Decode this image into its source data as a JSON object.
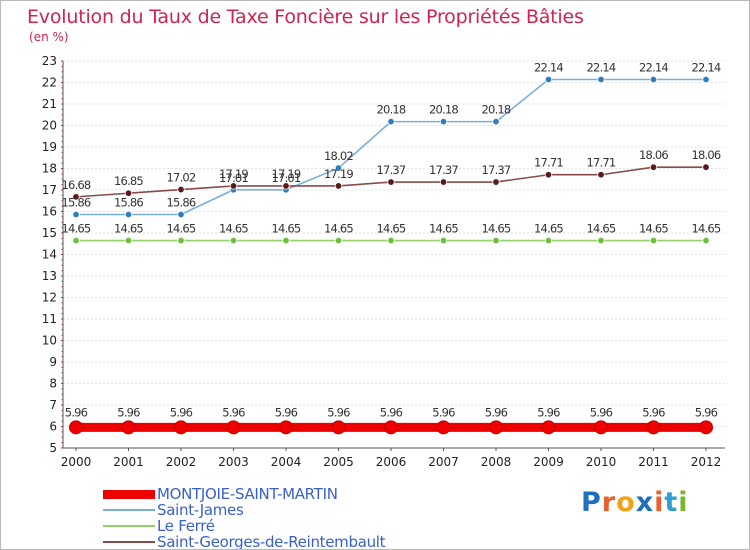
{
  "header": {
    "title": "Evolution du Taux de Taxe Foncière sur les Propriétés Bâties",
    "subtitle": "(en %)"
  },
  "logo": {
    "text": "Proxiti",
    "letter_colors": [
      "#1e6fc0",
      "#e8602c",
      "#f0a21c",
      "#1e6fc0",
      "#e8602c",
      "#2aa0d4",
      "#7bb52e"
    ]
  },
  "chart_data": {
    "type": "line",
    "title": "Evolution du Taux de Taxe Foncière sur les Propriétés Bâties",
    "ylabel": "(en %)",
    "xlabel": "",
    "x": [
      2000,
      2001,
      2002,
      2003,
      2004,
      2005,
      2006,
      2007,
      2008,
      2009,
      2010,
      2011,
      2012
    ],
    "ylim": [
      5,
      23
    ],
    "yticks": [
      5,
      6,
      7,
      8,
      9,
      10,
      11,
      12,
      13,
      14,
      15,
      16,
      17,
      18,
      19,
      20,
      21,
      22,
      23
    ],
    "grid": true,
    "series": [
      {
        "name": "MONTJOIE-SAINT-MARTIN",
        "color": "#ee0000",
        "marker_color": "#ee0000",
        "emphasis": "bold",
        "values": [
          5.96,
          5.96,
          5.96,
          5.96,
          5.96,
          5.96,
          5.96,
          5.96,
          5.96,
          5.96,
          5.96,
          5.96,
          5.96
        ],
        "labels": [
          "5.96",
          "5.96",
          "5.96",
          "5.96",
          "5.96",
          "5.96",
          "5.96",
          "5.96",
          "5.96",
          "5.96",
          "5.96",
          "5.96",
          "5.96"
        ]
      },
      {
        "name": "Saint-James",
        "color": "#7aaedc",
        "marker_color": "#2f7cc1",
        "emphasis": "normal",
        "values": [
          15.86,
          15.86,
          15.86,
          17.01,
          17.01,
          18.02,
          20.18,
          20.18,
          20.18,
          22.14,
          22.14,
          22.14,
          22.14
        ],
        "labels": [
          "15.86",
          "15.86",
          "15.86",
          "17.01",
          "17.01",
          "18.02",
          "20.18",
          "20.18",
          "20.18",
          "22.14",
          "22.14",
          "22.14",
          "22.14"
        ]
      },
      {
        "name": "Le Ferré",
        "color": "#93d36a",
        "marker_color": "#6fbf3f",
        "emphasis": "normal",
        "values": [
          14.65,
          14.65,
          14.65,
          14.65,
          14.65,
          14.65,
          14.65,
          14.65,
          14.65,
          14.65,
          14.65,
          14.65,
          14.65
        ],
        "labels": [
          "14.65",
          "14.65",
          "14.65",
          "14.65",
          "14.65",
          "14.65",
          "14.65",
          "14.65",
          "14.65",
          "14.65",
          "14.65",
          "14.65",
          "14.65"
        ]
      },
      {
        "name": "Saint-Georges-de-Reintembault",
        "color": "#8a4a4a",
        "marker_color": "#5a1a1a",
        "emphasis": "normal",
        "values": [
          16.68,
          16.85,
          17.02,
          17.19,
          17.19,
          17.19,
          17.37,
          17.37,
          17.37,
          17.71,
          17.71,
          18.06,
          18.06
        ],
        "labels": [
          "16.68",
          "16.85",
          "17.02",
          "17.19",
          "17.19",
          "17.19",
          "17.37",
          "17.37",
          "17.37",
          "17.71",
          "17.71",
          "18.06",
          "18.06"
        ]
      }
    ],
    "legend": [
      "MONTJOIE-SAINT-MARTIN",
      "Saint-James",
      "Le Ferré",
      "Saint-Georges-de-Reintembault"
    ],
    "legend_position": "bottom-left"
  }
}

--------------------

Which lines include the word "MONTJOIE"? Copy every one of them.

        "name": "MONTJOIE-SAINT-MARTIN",
      "MONTJOIE-SAINT-MARTIN",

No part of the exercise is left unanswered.